Exercise aim> Every record below is to be retyped exactly.

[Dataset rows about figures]
——————
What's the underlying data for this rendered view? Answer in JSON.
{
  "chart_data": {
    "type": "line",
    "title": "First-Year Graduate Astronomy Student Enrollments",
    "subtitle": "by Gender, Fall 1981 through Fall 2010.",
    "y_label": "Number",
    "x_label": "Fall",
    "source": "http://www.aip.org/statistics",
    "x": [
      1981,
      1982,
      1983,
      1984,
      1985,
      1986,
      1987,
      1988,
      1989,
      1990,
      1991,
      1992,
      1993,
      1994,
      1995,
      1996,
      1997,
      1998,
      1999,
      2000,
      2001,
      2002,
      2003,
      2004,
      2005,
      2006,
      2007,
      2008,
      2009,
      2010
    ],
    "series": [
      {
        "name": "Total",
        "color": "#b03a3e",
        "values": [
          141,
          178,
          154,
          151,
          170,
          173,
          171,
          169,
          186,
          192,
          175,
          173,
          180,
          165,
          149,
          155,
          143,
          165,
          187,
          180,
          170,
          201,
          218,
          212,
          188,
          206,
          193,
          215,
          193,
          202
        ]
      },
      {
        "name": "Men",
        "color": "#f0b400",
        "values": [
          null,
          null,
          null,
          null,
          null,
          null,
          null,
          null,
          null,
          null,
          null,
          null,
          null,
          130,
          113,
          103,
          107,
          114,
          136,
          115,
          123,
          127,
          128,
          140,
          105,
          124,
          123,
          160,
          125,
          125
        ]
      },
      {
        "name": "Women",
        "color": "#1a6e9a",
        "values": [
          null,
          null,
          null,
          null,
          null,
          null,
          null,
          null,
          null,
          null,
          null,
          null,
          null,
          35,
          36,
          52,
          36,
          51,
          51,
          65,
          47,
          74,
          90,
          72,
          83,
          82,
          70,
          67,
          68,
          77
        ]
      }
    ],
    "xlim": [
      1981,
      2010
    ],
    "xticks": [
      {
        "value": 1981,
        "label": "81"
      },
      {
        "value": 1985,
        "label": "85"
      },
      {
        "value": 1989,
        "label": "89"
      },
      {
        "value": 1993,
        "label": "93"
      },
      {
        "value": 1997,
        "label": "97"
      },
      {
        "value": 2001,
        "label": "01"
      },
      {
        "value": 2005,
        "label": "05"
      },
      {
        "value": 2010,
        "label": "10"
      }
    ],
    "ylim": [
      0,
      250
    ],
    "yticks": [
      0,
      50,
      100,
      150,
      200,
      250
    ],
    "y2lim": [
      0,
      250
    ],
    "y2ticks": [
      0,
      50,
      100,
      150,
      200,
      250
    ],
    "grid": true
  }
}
——————
Output of the exercise>
What's the underlying data for this rendered view? Answer in JSON.
{
  "chart_data": {
    "type": "line",
    "title": "First-Year Graduate Astronomy Student Enrollments",
    "subtitle": "by Gender, Fall 1981 through Fall 2010.",
    "y_label": "Number",
    "x_label": "Fall",
    "source": "http://www.aip.org/statistics",
    "x": [
      1981,
      1982,
      1983,
      1984,
      1985,
      1986,
      1987,
      1988,
      1989,
      1990,
      1991,
      1992,
      1993,
      1994,
      1995,
      1996,
      1997,
      1998,
      1999,
      2000,
      2001,
      2002,
      2003,
      2004,
      2005,
      2006,
      2007,
      2008,
      2009,
      2010
    ],
    "series": [
      {
        "name": "Total",
        "color": "#b03a3e",
        "values": [
          141,
          178,
          154,
          151,
          170,
          173,
          171,
          169,
          186,
          192,
          175,
          173,
          180,
          165,
          149,
          155,
          143,
          165,
          187,
          180,
          170,
          201,
          218,
          212,
          188,
          206,
          193,
          215,
          193,
          202
        ]
      },
      {
        "name": "Men",
        "color": "#f0b400",
        "values": [
          null,
          null,
          null,
          null,
          null,
          null,
          null,
          null,
          null,
          null,
          null,
          null,
          null,
          130,
          113,
          103,
          107,
          114,
          136,
          115,
          123,
          127,
          128,
          140,
          105,
          124,
          123,
          160,
          125,
          125
        ]
      },
      {
        "name": "Women",
        "color": "#1a6e9a",
        "values": [
          null,
          null,
          null,
          null,
          null,
          null,
          null,
          null,
          null,
          null,
          null,
          null,
          null,
          35,
          36,
          52,
          36,
          51,
          51,
          65,
          47,
          74,
          90,
          72,
          83,
          82,
          70,
          67,
          68,
          77
        ]
      }
    ],
    "xlim": [
      1981,
      2010
    ],
    "xticks": [
      {
        "value": 1981,
        "label": "81"
      },
      {
        "value": 1985,
        "label": "85"
      },
      {
        "value": 1989,
        "label": "89"
      },
      {
        "value": 1993,
        "label": "93"
      },
      {
        "value": 1997,
        "label": "97"
      },
      {
        "value": 2001,
        "label": "01"
      },
      {
        "value": 2005,
        "label": "05"
      },
      {
        "value": 2010,
        "label": "10"
      }
    ],
    "ylim": [
      0,
      250
    ],
    "yticks": [
      0,
      50,
      100,
      150,
      200,
      250
    ],
    "y2lim": [
      0,
      250
    ],
    "y2ticks": [
      0,
      50,
      100,
      150,
      200,
      250
    ],
    "grid": true
  }
}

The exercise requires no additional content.